Task brief –
Each record that follows should be repeated exactly, minus any images.

[Dataset records]
'''

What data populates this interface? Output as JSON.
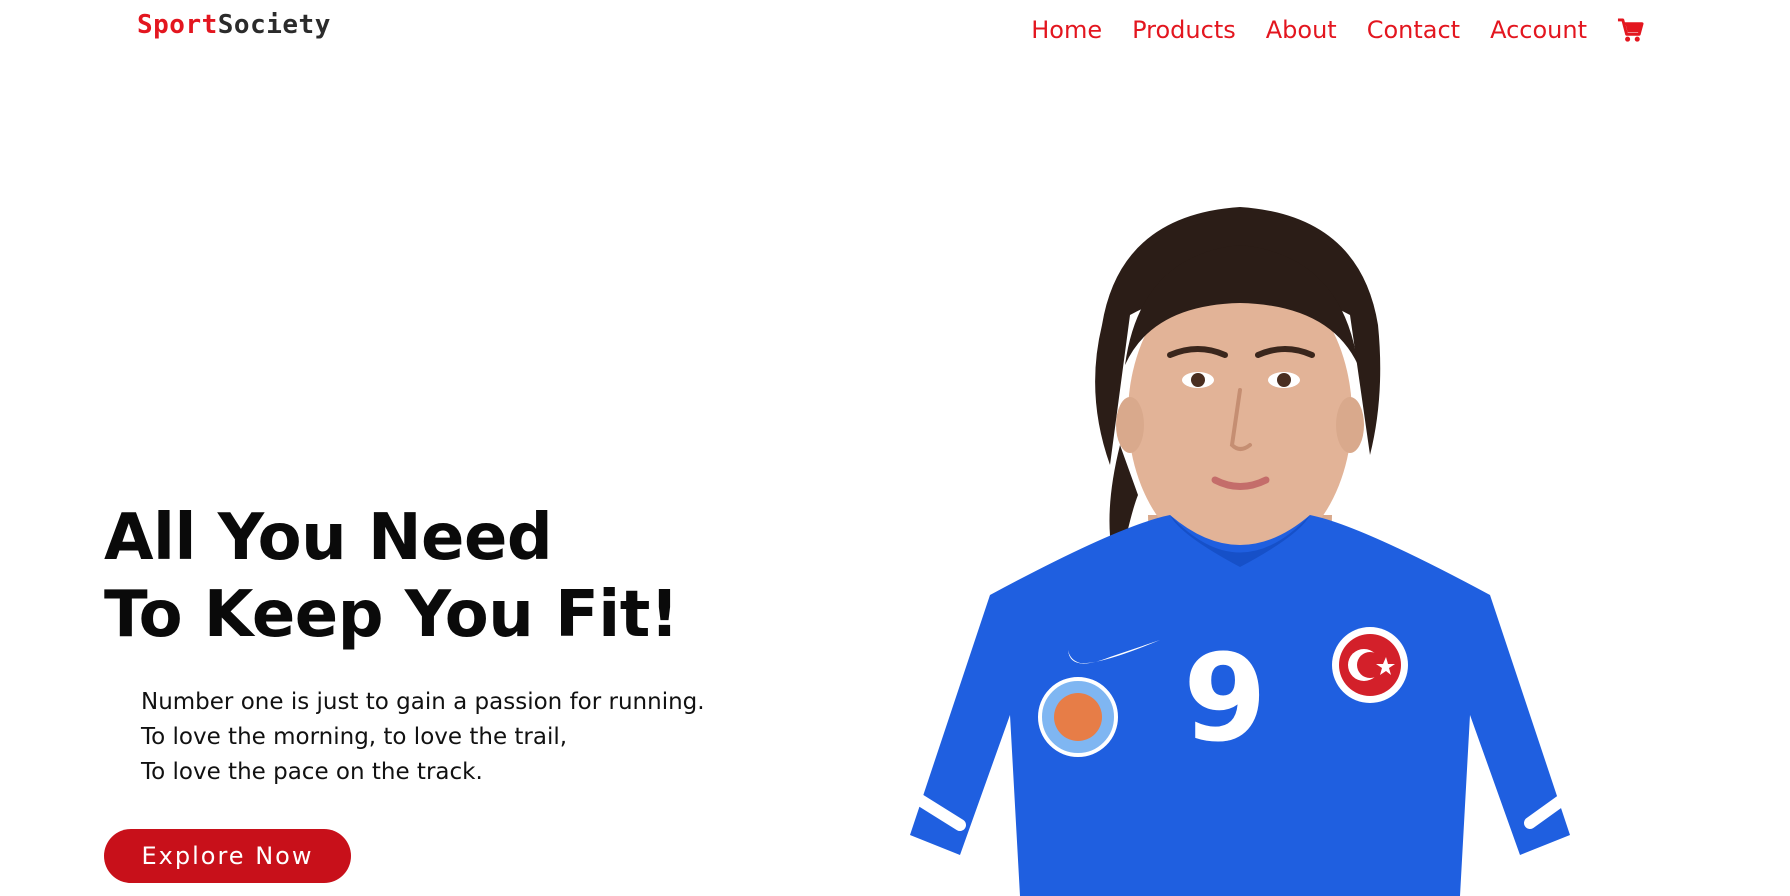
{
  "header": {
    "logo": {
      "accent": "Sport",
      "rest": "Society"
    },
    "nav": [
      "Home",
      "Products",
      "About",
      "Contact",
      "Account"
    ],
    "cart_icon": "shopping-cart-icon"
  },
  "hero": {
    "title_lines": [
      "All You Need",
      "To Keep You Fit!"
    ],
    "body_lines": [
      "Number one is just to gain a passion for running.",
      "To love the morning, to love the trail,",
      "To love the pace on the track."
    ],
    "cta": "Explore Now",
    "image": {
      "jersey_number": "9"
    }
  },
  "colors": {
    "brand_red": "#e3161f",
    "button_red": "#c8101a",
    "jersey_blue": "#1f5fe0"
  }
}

'''

Written solution –
What data populates this interface? Output as JSON.
{
  "header": {
    "logo": {
      "accent": "Sport",
      "rest": "Society"
    },
    "nav": [
      "Home",
      "Products",
      "About",
      "Contact",
      "Account"
    ],
    "cart_icon": "shopping-cart-icon"
  },
  "hero": {
    "title_lines": [
      "All You Need",
      "To Keep You Fit!"
    ],
    "body_lines": [
      "Number one is just to gain a passion for running.",
      "To love the morning, to love the trail,",
      "To love the pace on the track."
    ],
    "cta": "Explore Now",
    "image": {
      "jersey_number": "9"
    }
  },
  "colors": {
    "brand_red": "#e3161f",
    "button_red": "#c8101a",
    "jersey_blue": "#1f5fe0"
  }
}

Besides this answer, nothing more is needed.